>>>>>

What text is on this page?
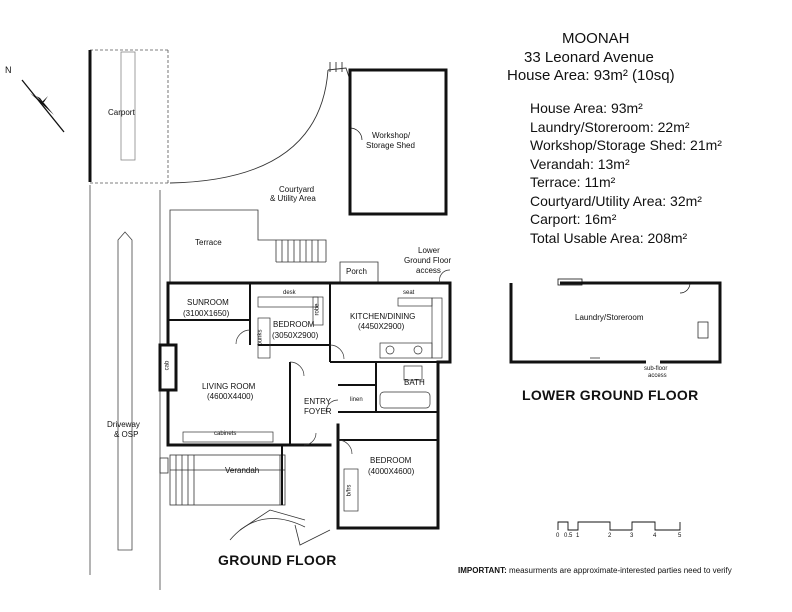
MOONAH
33 Leonard Avenue
House Area: 93m² (10sq)
House Area: 93m²
Laundry/Storeroom: 22m²
Workshop/Storage Shed: 21m²
Verandah: 13m²
Terrace: 11m²
Courtyard/Utility Area: 32m²
Carport: 16m²
Total Usable Area: 208m²
N
Carport
Workshop/
Storage Shed
Courtyard
& Utility Area
Terrace
Porch
Lower
Ground Floor
access
SUNROOM
(3100X1650)
desk
robe
BEDROOM
(3050X2900)
bunks
seat
KITCHEN/DINING
(4450X2900)
cab
LIVING ROOM
(4600X4400)
ENTRY
FOYER
BATH
linen
cabinets
BEDROOM
(4000X4600)
b/frs
Verandah
Driveway
& OSP
Laundry/Storeroom
sub-floor
access
GROUND FLOOR
LOWER GROUND FLOOR
0 0.5 1	2	3	4	5
IMPORTANT: measurments are approximate-interested parties need to verify
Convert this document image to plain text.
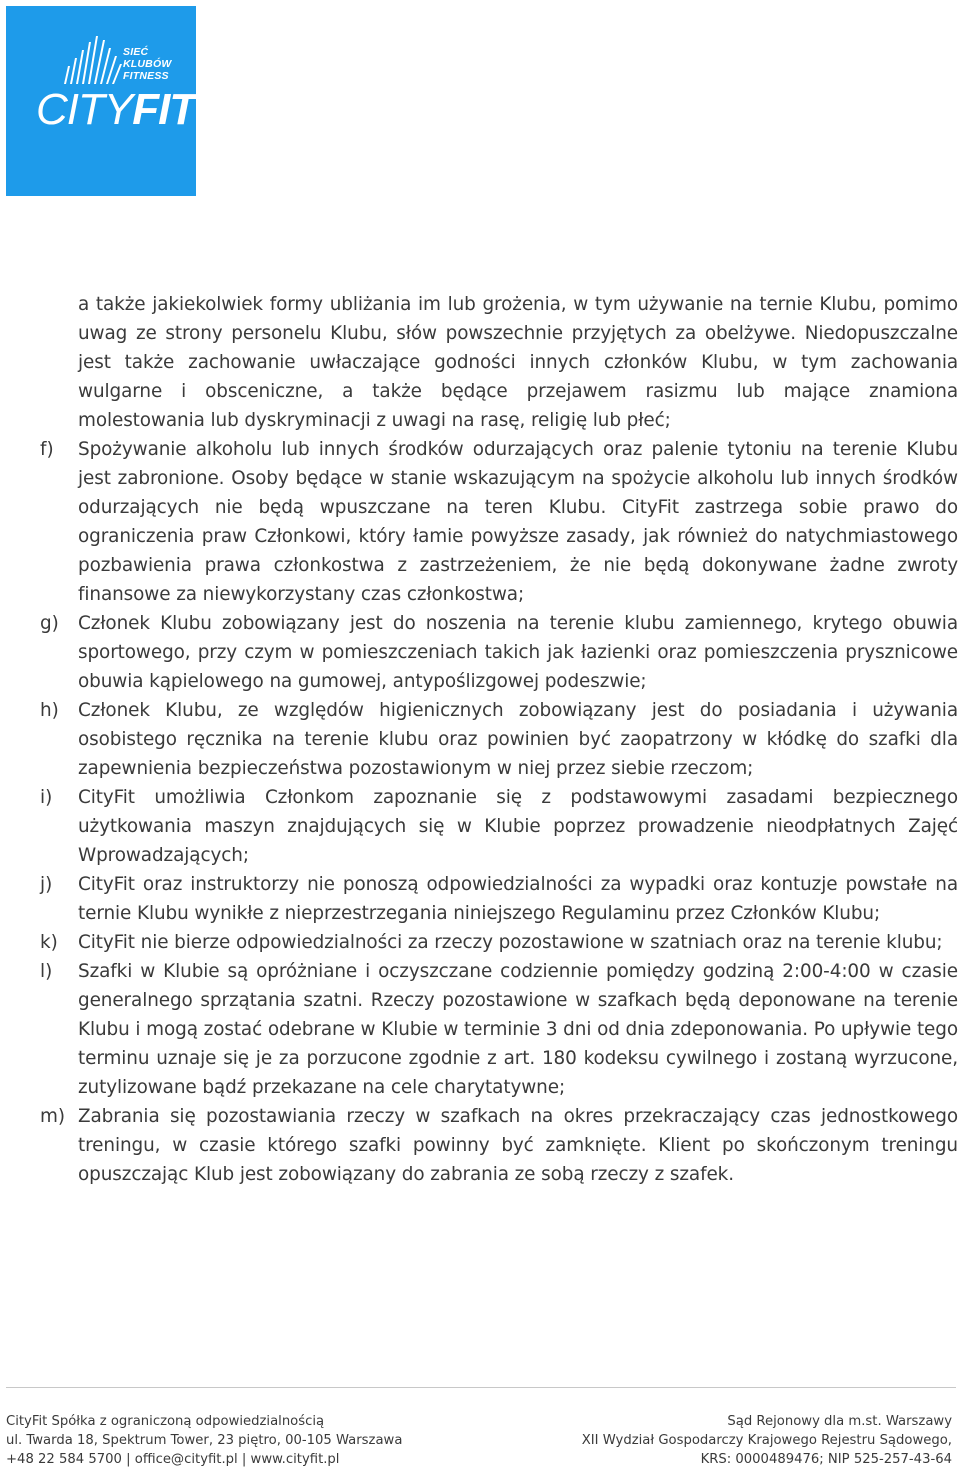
SIEĆ
KLUBÓW
FITNESS
CITYFIT

a także jakiekolwiek formy ubliżania im lub grożenia, w tym używanie na ternie Klubu, pomimo uwag ze strony personelu Klubu, słów powszechnie przyjętych za obelżywe. Niedopuszczalne jest także zachowanie uwłaczające godności innych członków Klubu, w tym zachowania wulgarne i obsceniczne, a także będące przejawem rasizmu lub mające znamiona molestowania lub dyskryminacji z uwagi na rasę, religię lub płeć;

f)	Spożywanie alkoholu lub innych środków odurzających oraz palenie tytoniu na terenie Klubu jest zabronione. Osoby będące w stanie wskazującym na spożycie alkoholu lub innych środków odurzających nie będą wpuszczane na teren Klubu. CityFit zastrzega sobie prawo do ograniczenia praw Członkowi, który łamie powyższe zasady, jak również do natychmiastowego pozbawienia prawa członkostwa z zastrzeżeniem, że nie będą dokonywane żadne zwroty finansowe za niewykorzystany czas członkostwa;
g)	Członek Klubu zobowiązany jest do noszenia na terenie klubu zamiennego, krytego obuwia sportowego, przy czym w pomieszczeniach takich jak łazienki oraz pomieszczenia prysznicowe obuwia kąpielowego na gumowej, antypoślizgowej podeszwie;
h)	Członek Klubu, ze względów higienicznych zobowiązany jest do posiadania i używania osobistego ręcznika na terenie klubu oraz powinien być zaopatrzony w kłódkę do szafki dla zapewnienia bezpieczeństwa pozostawionym w niej przez siebie rzeczom;
i)	CityFit umożliwia Członkom zapoznanie się z podstawowymi zasadami bezpiecznego użytkowania maszyn znajdujących się w Klubie poprzez prowadzenie nieodpłatnych Zajęć Wprowadzających;
j)	CityFit oraz instruktorzy nie ponoszą odpowiedzialności za wypadki oraz kontuzje powstałe na ternie Klubu wynikłe z nieprzestrzegania niniejszego Regulaminu przez Członków Klubu;
k)	CityFit nie bierze odpowiedzialności za rzeczy pozostawione w szatniach oraz na terenie klubu;
l)	Szafki w Klubie są opróżniane i oczyszczane codziennie pomiędzy godziną 2:00-4:00 w czasie generalnego sprzątania szatni. Rzeczy pozostawione w szafkach będą deponowane na terenie Klubu i mogą zostać odebrane w Klubie w terminie 3 dni od dnia zdeponowania. Po upływie tego terminu uznaje się je za porzucone zgodnie z art. 180 kodeksu cywilnego i zostaną wyrzucone, zutylizowane bądź przekazane na cele charytatywne;
m) Zabrania się pozostawiania rzeczy w szafkach na okres przekraczający czas jednostkowego treningu, w czasie którego szafki powinny być zamknięte. Klient po skończonym treningu opuszczając Klub jest zobowiązany do zabrania ze sobą rzeczy z szafek.
CityFit Spółka z ograniczoną odpowiedzialnością
ul. Twarda 18, Spektrum Tower, 23 piętro, 00-105 Warszawa
+48 22 584 5700 | office@cityfit.pl | www.cityfit.pl
Sąd Rejonowy dla m.st. Warszawy
XII Wydział Gospodarczy Krajowego Rejestru Sądowego,
KRS: 0000489476; NIP 525-257-43-64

<<<<<

Return every line holding the word "pozostawione" from the records.

k)	CityFit nie bierze odpowiedzialności za rzeczy pozostawione w szatniach oraz na terenie klubu;
l)	Szafki w Klubie są opróżniane i oczyszczane codziennie pomiędzy godziną 2:00-4:00 w czasie generalnego sprzątania szatni. Rzeczy pozostawione w szafkach będą deponowane na terenie Klubu i mogą zostać odebrane w Klubie w terminie 3 dni od dnia zdeponowania. Po upływie tego terminu uznaje się je za porzucone zgodnie z art. 180 kodeksu cywilnego i zostaną wyrzucone, zutylizowane bądź przekazane na cele charytatywne;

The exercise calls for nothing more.